Instructions for the task - Give all of the lines again exactly as they read.

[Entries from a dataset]
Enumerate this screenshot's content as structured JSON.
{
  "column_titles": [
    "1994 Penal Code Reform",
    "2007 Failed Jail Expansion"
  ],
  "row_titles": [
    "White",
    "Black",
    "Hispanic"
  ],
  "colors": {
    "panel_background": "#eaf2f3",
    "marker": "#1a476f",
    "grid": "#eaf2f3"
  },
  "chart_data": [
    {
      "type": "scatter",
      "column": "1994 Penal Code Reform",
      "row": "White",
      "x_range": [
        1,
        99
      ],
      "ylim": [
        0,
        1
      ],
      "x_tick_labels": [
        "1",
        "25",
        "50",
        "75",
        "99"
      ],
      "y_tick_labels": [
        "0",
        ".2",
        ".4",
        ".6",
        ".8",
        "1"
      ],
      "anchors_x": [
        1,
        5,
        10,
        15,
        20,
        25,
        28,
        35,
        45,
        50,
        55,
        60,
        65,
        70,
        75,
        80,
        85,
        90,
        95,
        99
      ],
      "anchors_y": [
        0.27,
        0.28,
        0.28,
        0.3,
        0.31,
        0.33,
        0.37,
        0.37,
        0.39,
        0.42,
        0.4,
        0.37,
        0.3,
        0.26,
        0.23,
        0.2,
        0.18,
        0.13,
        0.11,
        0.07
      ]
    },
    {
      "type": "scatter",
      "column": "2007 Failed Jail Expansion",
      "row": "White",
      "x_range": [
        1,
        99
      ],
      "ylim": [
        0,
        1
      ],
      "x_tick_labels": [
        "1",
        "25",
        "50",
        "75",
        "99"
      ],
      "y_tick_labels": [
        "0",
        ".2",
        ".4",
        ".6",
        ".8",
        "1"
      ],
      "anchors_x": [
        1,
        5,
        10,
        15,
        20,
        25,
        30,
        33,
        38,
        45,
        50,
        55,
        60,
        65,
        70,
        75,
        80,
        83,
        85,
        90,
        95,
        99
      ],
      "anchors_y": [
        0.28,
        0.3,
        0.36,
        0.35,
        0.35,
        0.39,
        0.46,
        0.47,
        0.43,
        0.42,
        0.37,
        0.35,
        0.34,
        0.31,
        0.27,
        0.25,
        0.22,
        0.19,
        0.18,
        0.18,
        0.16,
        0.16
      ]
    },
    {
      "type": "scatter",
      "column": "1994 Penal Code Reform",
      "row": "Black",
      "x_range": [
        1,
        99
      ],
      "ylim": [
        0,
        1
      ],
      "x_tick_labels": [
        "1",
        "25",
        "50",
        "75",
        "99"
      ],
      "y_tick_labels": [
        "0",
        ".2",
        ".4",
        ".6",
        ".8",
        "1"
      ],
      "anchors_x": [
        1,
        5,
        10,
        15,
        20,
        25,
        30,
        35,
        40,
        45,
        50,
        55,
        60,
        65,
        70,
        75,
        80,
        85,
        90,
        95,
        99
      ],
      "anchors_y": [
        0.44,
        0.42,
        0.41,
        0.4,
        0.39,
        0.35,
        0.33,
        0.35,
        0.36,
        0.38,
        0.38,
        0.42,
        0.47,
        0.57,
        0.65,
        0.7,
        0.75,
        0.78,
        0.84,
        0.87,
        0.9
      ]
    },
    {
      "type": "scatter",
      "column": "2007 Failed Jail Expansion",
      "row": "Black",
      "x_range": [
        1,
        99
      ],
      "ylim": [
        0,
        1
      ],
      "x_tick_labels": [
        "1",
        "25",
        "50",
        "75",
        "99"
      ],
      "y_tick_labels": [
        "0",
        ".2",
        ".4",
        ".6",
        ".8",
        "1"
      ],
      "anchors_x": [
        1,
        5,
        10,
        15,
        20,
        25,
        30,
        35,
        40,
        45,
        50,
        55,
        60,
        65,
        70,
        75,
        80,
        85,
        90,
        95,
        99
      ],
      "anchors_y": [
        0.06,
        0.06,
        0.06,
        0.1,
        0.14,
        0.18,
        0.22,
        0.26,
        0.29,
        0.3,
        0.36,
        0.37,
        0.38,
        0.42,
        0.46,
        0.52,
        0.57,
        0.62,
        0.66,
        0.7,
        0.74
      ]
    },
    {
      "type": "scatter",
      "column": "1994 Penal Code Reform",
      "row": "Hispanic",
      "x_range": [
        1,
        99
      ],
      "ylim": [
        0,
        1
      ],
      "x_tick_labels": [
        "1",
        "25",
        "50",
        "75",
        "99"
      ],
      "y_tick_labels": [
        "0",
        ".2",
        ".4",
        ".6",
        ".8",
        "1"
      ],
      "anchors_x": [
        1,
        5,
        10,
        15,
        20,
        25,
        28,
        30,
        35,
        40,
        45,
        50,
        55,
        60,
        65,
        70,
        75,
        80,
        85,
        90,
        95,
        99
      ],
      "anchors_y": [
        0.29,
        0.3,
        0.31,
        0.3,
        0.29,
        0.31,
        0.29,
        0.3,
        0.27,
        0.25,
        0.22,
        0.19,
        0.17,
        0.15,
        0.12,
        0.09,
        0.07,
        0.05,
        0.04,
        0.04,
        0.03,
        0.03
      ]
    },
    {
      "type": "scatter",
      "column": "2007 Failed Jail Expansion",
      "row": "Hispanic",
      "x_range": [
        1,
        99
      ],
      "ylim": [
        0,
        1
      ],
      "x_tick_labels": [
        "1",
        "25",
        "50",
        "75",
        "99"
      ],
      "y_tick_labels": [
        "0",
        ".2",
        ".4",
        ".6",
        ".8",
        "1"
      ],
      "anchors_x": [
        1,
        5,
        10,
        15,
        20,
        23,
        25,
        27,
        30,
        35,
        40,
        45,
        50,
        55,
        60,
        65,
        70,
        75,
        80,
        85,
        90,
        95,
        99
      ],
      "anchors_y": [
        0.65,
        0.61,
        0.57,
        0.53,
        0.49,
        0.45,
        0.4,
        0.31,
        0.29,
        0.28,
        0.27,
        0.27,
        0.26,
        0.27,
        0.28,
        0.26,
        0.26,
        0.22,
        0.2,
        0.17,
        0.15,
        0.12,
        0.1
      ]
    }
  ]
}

Complete answer -
Enumerate this screenshot's content as structured JSON.
{
  "column_titles": [
    "1994 Penal Code Reform",
    "2007 Failed Jail Expansion"
  ],
  "row_titles": [
    "White",
    "Black",
    "Hispanic"
  ],
  "colors": {
    "panel_background": "#eaf2f3",
    "marker": "#1a476f",
    "grid": "#eaf2f3"
  },
  "chart_data": [
    {
      "type": "scatter",
      "column": "1994 Penal Code Reform",
      "row": "White",
      "x_range": [
        1,
        99
      ],
      "ylim": [
        0,
        1
      ],
      "x_tick_labels": [
        "1",
        "25",
        "50",
        "75",
        "99"
      ],
      "y_tick_labels": [
        "0",
        ".2",
        ".4",
        ".6",
        ".8",
        "1"
      ],
      "anchors_x": [
        1,
        5,
        10,
        15,
        20,
        25,
        28,
        35,
        45,
        50,
        55,
        60,
        65,
        70,
        75,
        80,
        85,
        90,
        95,
        99
      ],
      "anchors_y": [
        0.27,
        0.28,
        0.28,
        0.3,
        0.31,
        0.33,
        0.37,
        0.37,
        0.39,
        0.42,
        0.4,
        0.37,
        0.3,
        0.26,
        0.23,
        0.2,
        0.18,
        0.13,
        0.11,
        0.07
      ]
    },
    {
      "type": "scatter",
      "column": "2007 Failed Jail Expansion",
      "row": "White",
      "x_range": [
        1,
        99
      ],
      "ylim": [
        0,
        1
      ],
      "x_tick_labels": [
        "1",
        "25",
        "50",
        "75",
        "99"
      ],
      "y_tick_labels": [
        "0",
        ".2",
        ".4",
        ".6",
        ".8",
        "1"
      ],
      "anchors_x": [
        1,
        5,
        10,
        15,
        20,
        25,
        30,
        33,
        38,
        45,
        50,
        55,
        60,
        65,
        70,
        75,
        80,
        83,
        85,
        90,
        95,
        99
      ],
      "anchors_y": [
        0.28,
        0.3,
        0.36,
        0.35,
        0.35,
        0.39,
        0.46,
        0.47,
        0.43,
        0.42,
        0.37,
        0.35,
        0.34,
        0.31,
        0.27,
        0.25,
        0.22,
        0.19,
        0.18,
        0.18,
        0.16,
        0.16
      ]
    },
    {
      "type": "scatter",
      "column": "1994 Penal Code Reform",
      "row": "Black",
      "x_range": [
        1,
        99
      ],
      "ylim": [
        0,
        1
      ],
      "x_tick_labels": [
        "1",
        "25",
        "50",
        "75",
        "99"
      ],
      "y_tick_labels": [
        "0",
        ".2",
        ".4",
        ".6",
        ".8",
        "1"
      ],
      "anchors_x": [
        1,
        5,
        10,
        15,
        20,
        25,
        30,
        35,
        40,
        45,
        50,
        55,
        60,
        65,
        70,
        75,
        80,
        85,
        90,
        95,
        99
      ],
      "anchors_y": [
        0.44,
        0.42,
        0.41,
        0.4,
        0.39,
        0.35,
        0.33,
        0.35,
        0.36,
        0.38,
        0.38,
        0.42,
        0.47,
        0.57,
        0.65,
        0.7,
        0.75,
        0.78,
        0.84,
        0.87,
        0.9
      ]
    },
    {
      "type": "scatter",
      "column": "2007 Failed Jail Expansion",
      "row": "Black",
      "x_range": [
        1,
        99
      ],
      "ylim": [
        0,
        1
      ],
      "x_tick_labels": [
        "1",
        "25",
        "50",
        "75",
        "99"
      ],
      "y_tick_labels": [
        "0",
        ".2",
        ".4",
        ".6",
        ".8",
        "1"
      ],
      "anchors_x": [
        1,
        5,
        10,
        15,
        20,
        25,
        30,
        35,
        40,
        45,
        50,
        55,
        60,
        65,
        70,
        75,
        80,
        85,
        90,
        95,
        99
      ],
      "anchors_y": [
        0.06,
        0.06,
        0.06,
        0.1,
        0.14,
        0.18,
        0.22,
        0.26,
        0.29,
        0.3,
        0.36,
        0.37,
        0.38,
        0.42,
        0.46,
        0.52,
        0.57,
        0.62,
        0.66,
        0.7,
        0.74
      ]
    },
    {
      "type": "scatter",
      "column": "1994 Penal Code Reform",
      "row": "Hispanic",
      "x_range": [
        1,
        99
      ],
      "ylim": [
        0,
        1
      ],
      "x_tick_labels": [
        "1",
        "25",
        "50",
        "75",
        "99"
      ],
      "y_tick_labels": [
        "0",
        ".2",
        ".4",
        ".6",
        ".8",
        "1"
      ],
      "anchors_x": [
        1,
        5,
        10,
        15,
        20,
        25,
        28,
        30,
        35,
        40,
        45,
        50,
        55,
        60,
        65,
        70,
        75,
        80,
        85,
        90,
        95,
        99
      ],
      "anchors_y": [
        0.29,
        0.3,
        0.31,
        0.3,
        0.29,
        0.31,
        0.29,
        0.3,
        0.27,
        0.25,
        0.22,
        0.19,
        0.17,
        0.15,
        0.12,
        0.09,
        0.07,
        0.05,
        0.04,
        0.04,
        0.03,
        0.03
      ]
    },
    {
      "type": "scatter",
      "column": "2007 Failed Jail Expansion",
      "row": "Hispanic",
      "x_range": [
        1,
        99
      ],
      "ylim": [
        0,
        1
      ],
      "x_tick_labels": [
        "1",
        "25",
        "50",
        "75",
        "99"
      ],
      "y_tick_labels": [
        "0",
        ".2",
        ".4",
        ".6",
        ".8",
        "1"
      ],
      "anchors_x": [
        1,
        5,
        10,
        15,
        20,
        23,
        25,
        27,
        30,
        35,
        40,
        45,
        50,
        55,
        60,
        65,
        70,
        75,
        80,
        85,
        90,
        95,
        99
      ],
      "anchors_y": [
        0.65,
        0.61,
        0.57,
        0.53,
        0.49,
        0.45,
        0.4,
        0.31,
        0.29,
        0.28,
        0.27,
        0.27,
        0.26,
        0.27,
        0.28,
        0.26,
        0.26,
        0.22,
        0.2,
        0.17,
        0.15,
        0.12,
        0.1
      ]
    }
  ]
}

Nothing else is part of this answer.